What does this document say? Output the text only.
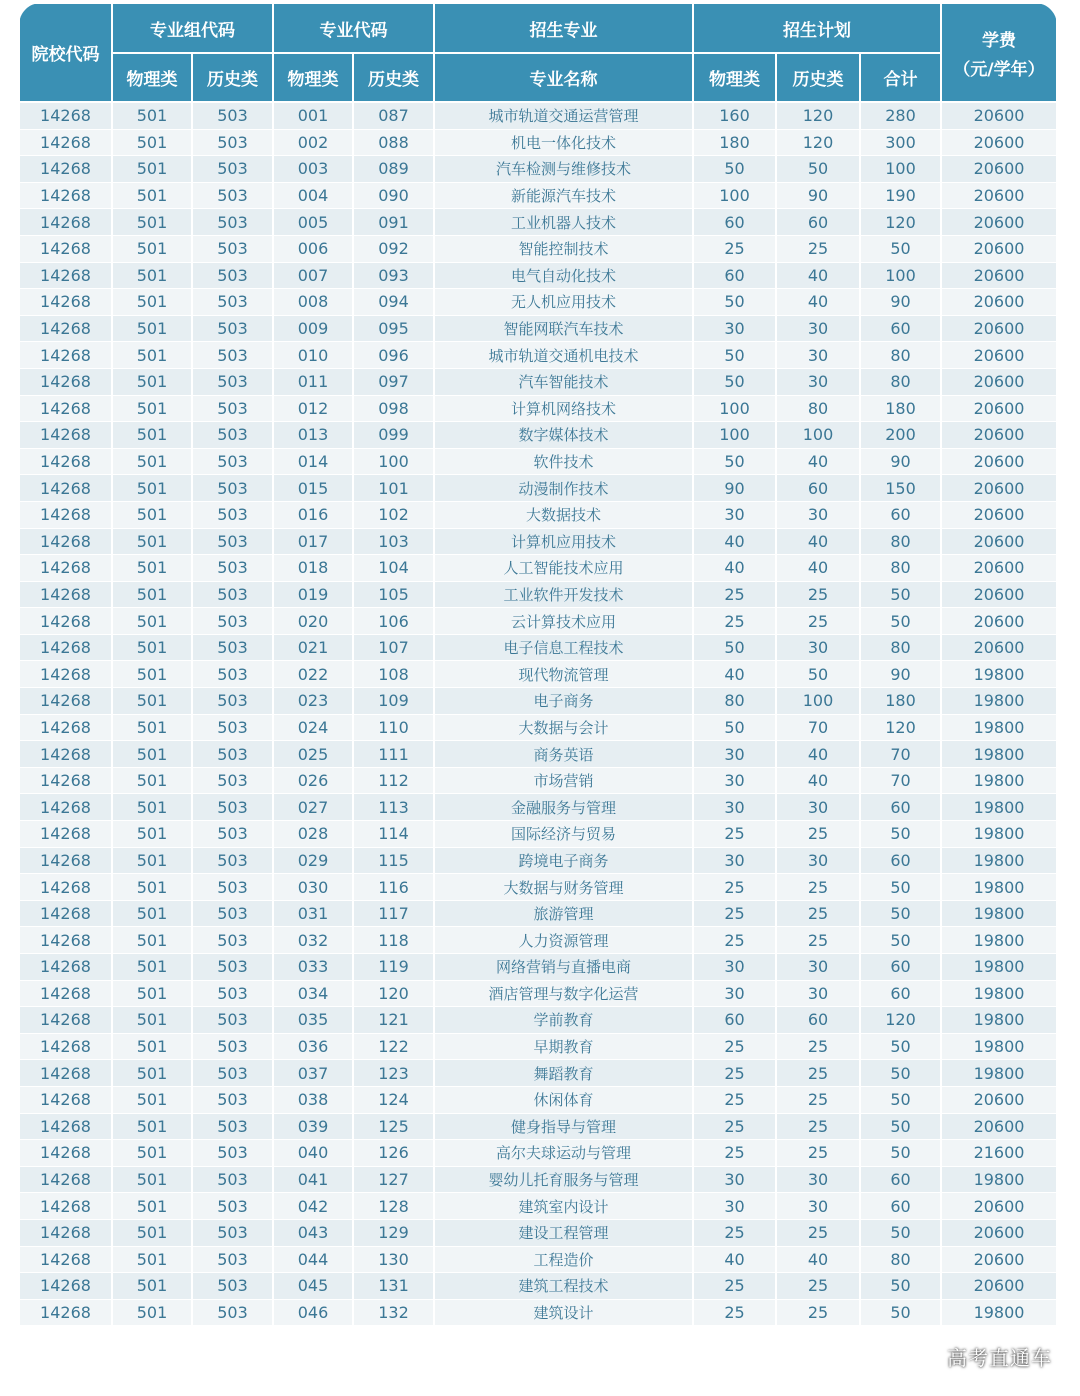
院校代码	专业组代码		专业代码		招生专业	招生计划			学费
（元/学年）

	物理类	历史类	物理类	历史类	专业名称	物理类	历史类	合计	
14268	501	503	001	087	城市轨道交通运营管理	160	120	280	20600
14268	501	503	002	088	机电一体化技术	180	120	300	20600
14268	501	503	003	089	汽车检测与维修技术	50	50	100	20600
14268	501	503	004	090	新能源汽车技术	100	90	190	20600
14268	501	503	005	091	工业机器人技术	60	60	120	20600
14268	501	503	006	092	智能控制技术	25	25	50	20600
14268	501	503	007	093	电气自动化技术	60	40	100	20600
14268	501	503	008	094	无人机应用技术	50	40	90	20600
14268	501	503	009	095	智能网联汽车技术	30	30	60	20600
14268	501	503	010	096	城市轨道交通机电技术	50	30	80	20600
14268	501	503	011	097	汽车智能技术	50	30	80	20600
14268	501	503	012	098	计算机网络技术	100	80	180	20600
14268	501	503	013	099	数字媒体技术	100	100	200	20600
14268	501	503	014	100	软件技术	50	40	90	20600
14268	501	503	015	101	动漫制作技术	90	60	150	20600
14268	501	503	016	102	大数据技术	30	30	60	20600
14268	501	503	017	103	计算机应用技术	40	40	80	20600
14268	501	503	018	104	人工智能技术应用	40	40	80	20600
14268	501	503	019	105	工业软件开发技术	25	25	50	20600
14268	501	503	020	106	云计算技术应用	25	25	50	20600
14268	501	503	021	107	电子信息工程技术	50	30	80	20600
14268	501	503	022	108	现代物流管理	40	50	90	19800
14268	501	503	023	109	电子商务	80	100	180	19800
14268	501	503	024	110	大数据与会计	50	70	120	19800
14268	501	503	025	111	商务英语	30	40	70	19800
14268	501	503	026	112	市场营销	30	40	70	19800
14268	501	503	027	113	金融服务与管理	30	30	60	19800
14268	501	503	028	114	国际经济与贸易	25	25	50	19800
14268	501	503	029	115	跨境电子商务	30	30	60	19800
14268	501	503	030	116	大数据与财务管理	25	25	50	19800
14268	501	503	031	117	旅游管理	25	25	50	19800
14268	501	503	032	118	人力资源管理	25	25	50	19800
14268	501	503	033	119	网络营销与直播电商	30	30	60	19800
14268	501	503	034	120	酒店管理与数字化运营	30	30	60	19800
14268	501	503	035	121	学前教育	60	60	120	19800
14268	501	503	036	122	早期教育	25	25	50	19800
14268	501	503	037	123	舞蹈教育	25	25	50	19800
14268	501	503	038	124	休闲体育	25	25	50	20600
14268	501	503	039	125	健身指导与管理	25	25	50	20600
14268	501	503	040	126	高尔夫球运动与管理	25	25	50	21600
14268	501	503	041	127	婴幼儿托育服务与管理	30	30	60	19800
14268	501	503	042	128	建筑室内设计	30	30	60	20600
14268	501	503	043	129	建设工程管理	25	25	50	20600
14268	501	503	044	130	工程造价	40	40	80	20600
14268	501	503	045	131	建筑工程技术	25	25	50	20600
14268	501	503	046	132	建筑设计	25	25	50	19800
高考直通车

---+---

- **Aim of the exercise**: Transcribe all the lines above exactly, apart from the pictures.

- **Task output**:
What does this document say? Output the text only.
院校代码	专业组代码		专业代码		招生专业	招生计划			学费
（元/学年）

	物理类	历史类	物理类	历史类	专业名称	物理类	历史类	合计	
14268	501	503	001	087	城市轨道交通运营管理	160	120	280	20600
14268	501	503	002	088	机电一体化技术	180	120	300	20600
14268	501	503	003	089	汽车检测与维修技术	50	50	100	20600
14268	501	503	004	090	新能源汽车技术	100	90	190	20600
14268	501	503	005	091	工业机器人技术	60	60	120	20600
14268	501	503	006	092	智能控制技术	25	25	50	20600
14268	501	503	007	093	电气自动化技术	60	40	100	20600
14268	501	503	008	094	无人机应用技术	50	40	90	20600
14268	501	503	009	095	智能网联汽车技术	30	30	60	20600
14268	501	503	010	096	城市轨道交通机电技术	50	30	80	20600
14268	501	503	011	097	汽车智能技术	50	30	80	20600
14268	501	503	012	098	计算机网络技术	100	80	180	20600
14268	501	503	013	099	数字媒体技术	100	100	200	20600
14268	501	503	014	100	软件技术	50	40	90	20600
14268	501	503	015	101	动漫制作技术	90	60	150	20600
14268	501	503	016	102	大数据技术	30	30	60	20600
14268	501	503	017	103	计算机应用技术	40	40	80	20600
14268	501	503	018	104	人工智能技术应用	40	40	80	20600
14268	501	503	019	105	工业软件开发技术	25	25	50	20600
14268	501	503	020	106	云计算技术应用	25	25	50	20600
14268	501	503	021	107	电子信息工程技术	50	30	80	20600
14268	501	503	022	108	现代物流管理	40	50	90	19800
14268	501	503	023	109	电子商务	80	100	180	19800
14268	501	503	024	110	大数据与会计	50	70	120	19800
14268	501	503	025	111	商务英语	30	40	70	19800
14268	501	503	026	112	市场营销	30	40	70	19800
14268	501	503	027	113	金融服务与管理	30	30	60	19800
14268	501	503	028	114	国际经济与贸易	25	25	50	19800
14268	501	503	029	115	跨境电子商务	30	30	60	19800
14268	501	503	030	116	大数据与财务管理	25	25	50	19800
14268	501	503	031	117	旅游管理	25	25	50	19800
14268	501	503	032	118	人力资源管理	25	25	50	19800
14268	501	503	033	119	网络营销与直播电商	30	30	60	19800
14268	501	503	034	120	酒店管理与数字化运营	30	30	60	19800
14268	501	503	035	121	学前教育	60	60	120	19800
14268	501	503	036	122	早期教育	25	25	50	19800
14268	501	503	037	123	舞蹈教育	25	25	50	19800
14268	501	503	038	124	休闲体育	25	25	50	20600
14268	501	503	039	125	健身指导与管理	25	25	50	20600
14268	501	503	040	126	高尔夫球运动与管理	25	25	50	21600
14268	501	503	041	127	婴幼儿托育服务与管理	30	30	60	19800
14268	501	503	042	128	建筑室内设计	30	30	60	20600
14268	501	503	043	129	建设工程管理	25	25	50	20600
14268	501	503	044	130	工程造价	40	40	80	20600
14268	501	503	045	131	建筑工程技术	25	25	50	20600
14268	501	503	046	132	建筑设计	25	25	50	19800
高考直通车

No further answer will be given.